Supplied passage ▸
--- START ---

Golf Pros: Will Your Population Base Support Your Business?


Golf Pros: Will Your Population Base Support Your Business?

If you are located in a major metropolitan area, like Los Angeles, Miami, Dallas, or Chicago,  do some research to discover how many people live within a 3 – 6-mile radius of your operation or intended operation. A population base of 20,000 – 30,000 people will provide a strong marketing base for a golf teacher. We will use a 30,000 population base in the examples that follow.

In lightly populated rural areas, like Iowa, North Dakota, or South Carolina, people are not averse to driving long distances. They do it every day to get to the store or to work or to school. In such an area, it’s possible to stretch the population base to a 15 – 20-mile radius from your location to achieve the desired 30,000-plus people.

If yours is the only golf instructional business in your chosen area, you have the potential to capture at least a 2 to 5% share of your 30,000-plus population base. If you run your business at peak efficiency, you will have anywhere from 600 to 1,500 potential students coming to you for lessons over a period of time. If you do your job well, many will return year by year.

Let’s suppose you attract and sign up 600 students in the course of a year, and sell an average of only five lessons to each. A few minutes on your pocket calculator will demonstrate that you can make an excellent living.

Looking at the equation from another angle,  if you have a reasonably constant base of about 50 – 60 students, and give each of them one lesson a week, you will be a financial success.

The Advertising, Social Media, Promotion and Sales sections that follow in order will show you how to attract customers, and experience will quickly define the specific methods that are most effective in your market.

Other Instructors In Your Area

What if there are other golf instructors in your area? Then you must share the potential students with your competitors!

If your operation is located in a rural location with a population of 30,000 in a 15 – 20-mile radius, but there are three competing instructors in the same area, you have a problem. Unless your competitors are totally inept, your business, fourth in line for the population base, will have a tough time breaking even!

At best, all four schools will be competing for the same potential golf students. If you factor in a 40% dropout rate, you are left with 900 potential students who may or may not enroll.

Appearances Can Be Misleading

You may think there’s still room for you to prosper, and all four instructors will average enough students to make a good living. Very unlikely. There’s one elusive element that upsets the entire equation: The Establishment Factor. Your top two competitors may have been in business for more than five years, and have established deep roots in the community.

Consider the following scenario. You have carefully researched the area. Of your three competitors, #1 has an excellent location, good name recognition, and is very busy. He drives a new  Corvette and just bought a big house on the fashionable side of town. He takes out full-page ads in the local newspaper every week and throws a major charity tournament and ‘clam-bake’ every year, (from which he receives tons of free press and TV/radio coverage.) He appears to be smiling every time you see them!

--- END ---

Excerpted data ▸
--- START ---

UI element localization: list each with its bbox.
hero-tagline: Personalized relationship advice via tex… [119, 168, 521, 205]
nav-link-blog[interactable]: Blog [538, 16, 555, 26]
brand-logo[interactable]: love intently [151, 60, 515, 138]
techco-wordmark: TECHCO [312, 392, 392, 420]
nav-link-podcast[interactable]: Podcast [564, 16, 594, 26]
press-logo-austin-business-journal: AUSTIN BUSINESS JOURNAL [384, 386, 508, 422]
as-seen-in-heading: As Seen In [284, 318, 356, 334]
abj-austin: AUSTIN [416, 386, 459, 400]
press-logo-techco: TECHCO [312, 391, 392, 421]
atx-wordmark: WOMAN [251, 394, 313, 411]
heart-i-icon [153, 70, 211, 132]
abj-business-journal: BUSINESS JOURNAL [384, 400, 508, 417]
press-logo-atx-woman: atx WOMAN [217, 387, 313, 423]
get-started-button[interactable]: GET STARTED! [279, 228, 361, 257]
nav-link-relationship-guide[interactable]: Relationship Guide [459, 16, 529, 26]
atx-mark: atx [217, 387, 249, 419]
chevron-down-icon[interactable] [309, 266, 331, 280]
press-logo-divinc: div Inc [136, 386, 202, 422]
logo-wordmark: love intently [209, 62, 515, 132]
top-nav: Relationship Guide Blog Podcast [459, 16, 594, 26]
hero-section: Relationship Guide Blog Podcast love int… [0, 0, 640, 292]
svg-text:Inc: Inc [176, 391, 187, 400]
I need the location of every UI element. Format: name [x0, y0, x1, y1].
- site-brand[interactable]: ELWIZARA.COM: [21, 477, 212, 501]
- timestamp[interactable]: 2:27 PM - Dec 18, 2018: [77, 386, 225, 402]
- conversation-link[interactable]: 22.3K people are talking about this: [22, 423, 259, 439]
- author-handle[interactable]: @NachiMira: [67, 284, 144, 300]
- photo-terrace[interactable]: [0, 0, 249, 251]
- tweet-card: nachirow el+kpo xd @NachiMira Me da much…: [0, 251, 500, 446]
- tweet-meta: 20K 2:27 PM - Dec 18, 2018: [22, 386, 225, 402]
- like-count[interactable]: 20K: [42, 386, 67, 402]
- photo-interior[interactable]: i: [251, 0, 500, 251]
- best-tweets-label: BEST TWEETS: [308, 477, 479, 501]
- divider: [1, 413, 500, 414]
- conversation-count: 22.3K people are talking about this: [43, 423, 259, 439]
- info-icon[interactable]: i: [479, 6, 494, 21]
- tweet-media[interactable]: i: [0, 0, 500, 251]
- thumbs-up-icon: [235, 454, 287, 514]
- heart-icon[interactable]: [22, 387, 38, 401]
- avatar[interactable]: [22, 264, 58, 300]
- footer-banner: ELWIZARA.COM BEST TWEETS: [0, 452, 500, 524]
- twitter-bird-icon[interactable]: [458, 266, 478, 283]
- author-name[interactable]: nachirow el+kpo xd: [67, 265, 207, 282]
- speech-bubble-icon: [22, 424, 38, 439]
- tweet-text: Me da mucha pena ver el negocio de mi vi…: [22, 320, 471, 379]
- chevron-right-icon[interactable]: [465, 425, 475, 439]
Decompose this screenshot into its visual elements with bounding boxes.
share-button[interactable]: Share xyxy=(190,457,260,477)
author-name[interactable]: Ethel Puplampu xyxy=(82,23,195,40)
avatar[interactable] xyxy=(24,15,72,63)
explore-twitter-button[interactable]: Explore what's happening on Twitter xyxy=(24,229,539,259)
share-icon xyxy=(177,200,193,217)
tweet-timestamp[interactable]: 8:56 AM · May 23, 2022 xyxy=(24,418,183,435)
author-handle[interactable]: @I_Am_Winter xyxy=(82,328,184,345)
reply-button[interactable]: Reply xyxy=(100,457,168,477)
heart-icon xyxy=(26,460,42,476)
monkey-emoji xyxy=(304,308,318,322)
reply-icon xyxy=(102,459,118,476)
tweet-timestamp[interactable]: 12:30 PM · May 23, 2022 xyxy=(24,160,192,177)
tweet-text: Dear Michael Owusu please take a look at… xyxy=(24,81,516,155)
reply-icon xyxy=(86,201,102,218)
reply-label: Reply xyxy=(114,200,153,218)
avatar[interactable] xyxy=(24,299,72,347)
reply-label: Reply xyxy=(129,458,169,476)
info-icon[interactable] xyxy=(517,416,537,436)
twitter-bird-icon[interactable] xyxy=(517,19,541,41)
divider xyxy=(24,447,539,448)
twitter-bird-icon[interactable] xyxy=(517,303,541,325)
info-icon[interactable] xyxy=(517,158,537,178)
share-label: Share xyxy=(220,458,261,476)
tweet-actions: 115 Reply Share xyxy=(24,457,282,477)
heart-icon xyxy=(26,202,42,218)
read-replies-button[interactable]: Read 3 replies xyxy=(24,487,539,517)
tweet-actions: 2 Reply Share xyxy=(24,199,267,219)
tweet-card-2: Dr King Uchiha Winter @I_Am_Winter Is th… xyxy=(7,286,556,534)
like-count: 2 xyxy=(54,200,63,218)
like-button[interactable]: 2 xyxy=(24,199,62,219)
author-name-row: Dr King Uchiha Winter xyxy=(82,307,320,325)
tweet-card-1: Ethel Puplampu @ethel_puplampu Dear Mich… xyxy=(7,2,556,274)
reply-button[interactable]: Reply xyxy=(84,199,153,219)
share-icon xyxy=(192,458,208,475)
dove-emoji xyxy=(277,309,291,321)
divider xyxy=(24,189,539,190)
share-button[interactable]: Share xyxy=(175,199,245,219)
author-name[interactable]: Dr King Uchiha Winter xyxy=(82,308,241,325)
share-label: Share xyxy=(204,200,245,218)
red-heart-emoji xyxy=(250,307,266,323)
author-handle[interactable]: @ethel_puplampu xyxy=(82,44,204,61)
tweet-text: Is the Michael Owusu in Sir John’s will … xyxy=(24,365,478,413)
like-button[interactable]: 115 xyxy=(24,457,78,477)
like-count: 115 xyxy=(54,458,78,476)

--- END ---

What you should do ▸ Resume the article on whether a population base can support a golf pro's business, starting right after its final sentence.

Written answer ▸
Instructor #2 is making a fair living, but nothing to rave about; he’s a die-hard who will grin and bear the financial ups and downs and never release his grip on his business or his students. His wife makes a decent salary as a local government officer; they live a simple, comfortable life.

Where does this leave #3? It leaves them, unfortunately, in pretty bad shape. #1 and #2 control the territory, leaving Instructor #3 with the scraps. He is open long hours and is frequently idle…. not from choice. He seldom smiles! It goes without saying that his business won’t survive and he’ll  eventually have to close down or move into his backyard.

Unless the two top instructors start doing something incredibly wrong, your two chances of running a successful operation in your selected target area are slim and none.

Numbers Can Be Misleading

Sometimes, you have to probe a little deeper to get the true picture. For instance, you research your market and find that you share the territory with three competing instructors in a population base of 30,000. Should you look for another area? Is there a reason to be discouraged? Not necessarily.

#1 is a no-nonsense, tough as nails instructor who enjoys teaching low and middle handicap players, and doesn’t give group lessons. Instructor #2 is located on the local Air Force Base at a ‘Military Personnel Only’ club. #3 is a retired deputy sheriff, operating in a one-car garage, who made a lifelong career out of issuing parking tickets to everyone within a sixty-mile radius!

To your amazement, you discover that their combined active student base doesn’t exceed 180 students a year!

There Is Room For You To Do Business!

The three instructors do not appeal to the general population base. It is possible for you to capture enough of the total target market to become the leading golf instructor in the area and a solid business success.

The ‘Store Front’ Golf School

Maybe you intend to establish yourself as a golf instructor in your community, but don’t know where to start. Maybe you are already established in a location that hasn’t lived up to your expectations. Let’s face it, maybe your location is a dog and you won’t be a success unless you relocate. Whatever your situation, there is no doubt that a good location is the second key to success. All the planning in the world will do little to help you in a poorly selected location.

A great location must have high public visibility. The driving range of the country club or local public course is obviously an excellent place on which to operate, as is a pure driving range, but they are certainly not the only locations in which you can succeed.

A ‘Store Front’ operation has been proven to be a very viable option.

For this form of golf ‘school’, proximity to a shopping center is a plus. Another good location is near a popular convenience store, supermarket or drug stores, such as Publix, Albertson’s, Ralph’s, Winn-Dixie, K-Mart or Wal-Mart. Food market locations are safe bets; people have to shop for food! For the majority, a regular stop at the market is routine. The same people who buy food will see you. There will be a constant flow of people walking past your window, and none of them will look the other way to avoid seeing a student hitting shots or a group lesson under your instruction. This visibility will bring you a substantial amount of new business.

There’s an adage in real estate defining 3 factors that sell family homes and determine the highest possible sales price…

  1. Location!
  2. Location! 3. Location!

For the golf teacher the same adage holds true, but with a twist…

  1. Location/People Volume! 2. Location/People Volume!
  2. Location/People Volume!

The importance of a great location cannot be over-stressed; it will make you or break you.  High profile fast food chains dealing in high volume sales, such as McDonald’s, Taco Bell and Burger King, spend tens of thousands of dollars on researching and choose high visibility locations with the maximum possible foot and road traffic. Pizza Hut or Hardee’s won’t put a store on 4th and Main until they know  ‘X’ amount of people will pass by their doors each and every day. Like you, they are a business people.

When is the last time you saw a local premier fast food franchise like McDonald’s bite the dust?

It does happen, but only rarely! The fast food ‘kings’ know that 15,000 cars drive by 4th and Main daily.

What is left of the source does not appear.